| PROBLEM TO WORK ON |
Comb through the entries for "oblicuas" and pull out each line that holds it.

| DATA TO USE |

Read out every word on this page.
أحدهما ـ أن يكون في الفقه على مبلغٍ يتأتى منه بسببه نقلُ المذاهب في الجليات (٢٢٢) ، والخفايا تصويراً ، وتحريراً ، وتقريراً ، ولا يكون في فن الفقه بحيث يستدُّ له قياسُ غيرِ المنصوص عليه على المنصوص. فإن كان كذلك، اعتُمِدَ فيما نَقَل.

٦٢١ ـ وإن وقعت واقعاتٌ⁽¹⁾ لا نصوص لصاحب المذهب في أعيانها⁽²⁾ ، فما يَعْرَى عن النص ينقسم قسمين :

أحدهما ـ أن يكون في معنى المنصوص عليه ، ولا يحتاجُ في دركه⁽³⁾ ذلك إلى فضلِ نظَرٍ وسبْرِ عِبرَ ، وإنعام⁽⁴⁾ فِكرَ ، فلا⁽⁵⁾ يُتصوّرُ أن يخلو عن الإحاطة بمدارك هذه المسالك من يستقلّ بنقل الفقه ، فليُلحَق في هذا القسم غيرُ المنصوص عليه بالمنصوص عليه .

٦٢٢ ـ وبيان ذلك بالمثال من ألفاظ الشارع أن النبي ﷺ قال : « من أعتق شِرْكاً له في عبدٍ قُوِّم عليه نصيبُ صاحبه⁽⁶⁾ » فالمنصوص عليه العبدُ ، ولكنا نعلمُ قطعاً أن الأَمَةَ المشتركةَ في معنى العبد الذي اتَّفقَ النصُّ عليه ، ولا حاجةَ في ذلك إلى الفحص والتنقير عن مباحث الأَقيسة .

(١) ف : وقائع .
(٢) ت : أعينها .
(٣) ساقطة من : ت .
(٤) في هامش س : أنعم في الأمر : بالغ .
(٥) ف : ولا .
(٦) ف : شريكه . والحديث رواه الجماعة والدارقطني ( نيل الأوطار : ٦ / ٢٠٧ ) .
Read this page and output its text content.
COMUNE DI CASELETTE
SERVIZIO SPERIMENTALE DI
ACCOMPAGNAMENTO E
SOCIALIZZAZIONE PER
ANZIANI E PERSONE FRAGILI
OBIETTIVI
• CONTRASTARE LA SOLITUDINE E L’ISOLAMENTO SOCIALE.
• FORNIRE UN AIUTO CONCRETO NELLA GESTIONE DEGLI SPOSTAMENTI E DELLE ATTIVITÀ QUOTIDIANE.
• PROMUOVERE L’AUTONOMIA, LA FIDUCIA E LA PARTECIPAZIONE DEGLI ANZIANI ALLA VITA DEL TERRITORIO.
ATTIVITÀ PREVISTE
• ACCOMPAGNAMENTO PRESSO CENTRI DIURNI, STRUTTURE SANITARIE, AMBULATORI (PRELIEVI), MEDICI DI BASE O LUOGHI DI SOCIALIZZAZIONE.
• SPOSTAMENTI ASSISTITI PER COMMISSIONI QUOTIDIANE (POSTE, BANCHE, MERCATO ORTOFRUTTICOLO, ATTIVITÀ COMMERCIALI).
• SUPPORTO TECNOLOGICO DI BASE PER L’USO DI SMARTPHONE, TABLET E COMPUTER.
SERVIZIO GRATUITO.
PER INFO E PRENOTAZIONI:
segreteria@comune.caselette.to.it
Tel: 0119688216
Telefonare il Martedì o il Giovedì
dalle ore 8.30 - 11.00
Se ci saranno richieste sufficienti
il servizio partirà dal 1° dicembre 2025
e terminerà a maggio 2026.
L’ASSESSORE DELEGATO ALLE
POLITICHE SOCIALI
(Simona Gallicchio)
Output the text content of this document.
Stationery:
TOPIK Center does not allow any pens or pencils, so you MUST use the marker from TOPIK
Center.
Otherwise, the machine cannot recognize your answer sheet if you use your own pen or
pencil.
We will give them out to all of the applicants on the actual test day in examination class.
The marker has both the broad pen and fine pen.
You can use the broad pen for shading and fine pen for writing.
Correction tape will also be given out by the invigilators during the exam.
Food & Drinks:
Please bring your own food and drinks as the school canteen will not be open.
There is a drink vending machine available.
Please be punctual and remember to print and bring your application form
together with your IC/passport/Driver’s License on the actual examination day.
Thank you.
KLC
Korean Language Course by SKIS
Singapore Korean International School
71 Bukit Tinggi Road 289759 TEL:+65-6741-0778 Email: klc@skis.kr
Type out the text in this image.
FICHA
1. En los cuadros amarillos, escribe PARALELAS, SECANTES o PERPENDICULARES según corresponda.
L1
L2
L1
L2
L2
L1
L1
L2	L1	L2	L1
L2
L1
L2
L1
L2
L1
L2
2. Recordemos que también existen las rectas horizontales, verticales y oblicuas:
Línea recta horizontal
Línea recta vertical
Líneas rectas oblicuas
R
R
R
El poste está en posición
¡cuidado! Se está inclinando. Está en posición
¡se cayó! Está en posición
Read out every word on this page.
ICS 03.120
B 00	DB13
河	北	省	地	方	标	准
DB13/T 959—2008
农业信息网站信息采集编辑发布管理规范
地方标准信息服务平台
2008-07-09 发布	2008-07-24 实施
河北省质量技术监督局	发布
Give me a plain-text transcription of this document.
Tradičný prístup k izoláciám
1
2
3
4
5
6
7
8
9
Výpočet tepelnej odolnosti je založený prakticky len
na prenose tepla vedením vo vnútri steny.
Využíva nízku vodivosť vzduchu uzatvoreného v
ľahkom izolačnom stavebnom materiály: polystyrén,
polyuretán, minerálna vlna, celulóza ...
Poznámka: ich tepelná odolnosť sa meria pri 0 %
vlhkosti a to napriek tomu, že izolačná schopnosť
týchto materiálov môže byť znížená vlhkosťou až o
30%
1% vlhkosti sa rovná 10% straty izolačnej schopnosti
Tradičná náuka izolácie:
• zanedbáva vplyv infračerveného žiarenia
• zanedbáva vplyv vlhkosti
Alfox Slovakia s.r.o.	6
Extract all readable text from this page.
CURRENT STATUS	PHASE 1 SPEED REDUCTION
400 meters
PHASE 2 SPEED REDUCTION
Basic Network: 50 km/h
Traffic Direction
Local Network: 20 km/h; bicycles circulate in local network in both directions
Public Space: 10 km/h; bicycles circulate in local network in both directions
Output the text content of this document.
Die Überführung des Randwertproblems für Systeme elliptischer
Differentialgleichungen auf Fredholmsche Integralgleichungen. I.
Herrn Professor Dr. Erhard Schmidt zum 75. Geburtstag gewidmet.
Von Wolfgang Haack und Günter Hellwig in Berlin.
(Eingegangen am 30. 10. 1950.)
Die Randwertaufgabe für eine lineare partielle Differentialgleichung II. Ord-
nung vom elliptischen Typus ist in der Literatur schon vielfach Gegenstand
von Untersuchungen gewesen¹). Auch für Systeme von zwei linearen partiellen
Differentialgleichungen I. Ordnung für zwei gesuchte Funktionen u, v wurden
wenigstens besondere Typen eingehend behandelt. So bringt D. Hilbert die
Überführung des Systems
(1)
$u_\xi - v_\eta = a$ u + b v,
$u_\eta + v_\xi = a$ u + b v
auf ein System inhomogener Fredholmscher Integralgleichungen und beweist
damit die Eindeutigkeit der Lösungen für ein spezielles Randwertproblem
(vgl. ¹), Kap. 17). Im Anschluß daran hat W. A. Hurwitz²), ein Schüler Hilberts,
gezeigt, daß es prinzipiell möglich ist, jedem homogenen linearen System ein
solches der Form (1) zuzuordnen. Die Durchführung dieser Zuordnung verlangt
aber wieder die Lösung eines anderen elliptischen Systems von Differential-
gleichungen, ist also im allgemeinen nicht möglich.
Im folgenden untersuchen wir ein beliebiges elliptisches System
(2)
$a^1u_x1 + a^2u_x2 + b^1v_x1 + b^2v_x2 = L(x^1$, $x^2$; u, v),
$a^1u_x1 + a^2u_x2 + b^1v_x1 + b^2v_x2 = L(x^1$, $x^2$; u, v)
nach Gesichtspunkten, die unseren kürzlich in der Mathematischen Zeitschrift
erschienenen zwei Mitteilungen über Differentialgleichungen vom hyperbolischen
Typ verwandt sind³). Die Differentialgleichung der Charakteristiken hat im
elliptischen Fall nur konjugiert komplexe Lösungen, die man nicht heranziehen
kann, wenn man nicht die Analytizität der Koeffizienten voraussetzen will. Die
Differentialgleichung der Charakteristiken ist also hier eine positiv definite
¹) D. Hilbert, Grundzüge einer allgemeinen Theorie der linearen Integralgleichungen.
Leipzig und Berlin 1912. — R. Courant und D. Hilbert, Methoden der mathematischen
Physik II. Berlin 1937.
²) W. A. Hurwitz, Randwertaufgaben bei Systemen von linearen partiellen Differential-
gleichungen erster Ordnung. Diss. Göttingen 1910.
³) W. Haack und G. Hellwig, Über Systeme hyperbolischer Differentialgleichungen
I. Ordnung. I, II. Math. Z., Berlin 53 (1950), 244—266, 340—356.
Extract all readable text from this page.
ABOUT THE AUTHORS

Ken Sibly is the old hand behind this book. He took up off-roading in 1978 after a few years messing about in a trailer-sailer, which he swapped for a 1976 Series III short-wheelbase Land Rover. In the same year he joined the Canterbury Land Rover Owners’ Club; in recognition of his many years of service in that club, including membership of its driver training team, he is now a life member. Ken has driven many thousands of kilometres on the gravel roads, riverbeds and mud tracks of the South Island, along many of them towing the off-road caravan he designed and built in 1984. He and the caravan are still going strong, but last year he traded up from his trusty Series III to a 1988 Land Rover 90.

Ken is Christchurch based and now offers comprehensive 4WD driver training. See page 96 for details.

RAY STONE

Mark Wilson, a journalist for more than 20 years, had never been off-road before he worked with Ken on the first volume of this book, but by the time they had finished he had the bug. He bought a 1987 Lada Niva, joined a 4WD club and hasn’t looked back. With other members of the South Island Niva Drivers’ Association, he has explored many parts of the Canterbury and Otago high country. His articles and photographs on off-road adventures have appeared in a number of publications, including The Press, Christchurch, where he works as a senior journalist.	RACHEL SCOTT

| TASK ANSWER |
2. Recordemos que también existen las rectas horizontales, verticales y oblicuas:
Líneas rectas oblicuas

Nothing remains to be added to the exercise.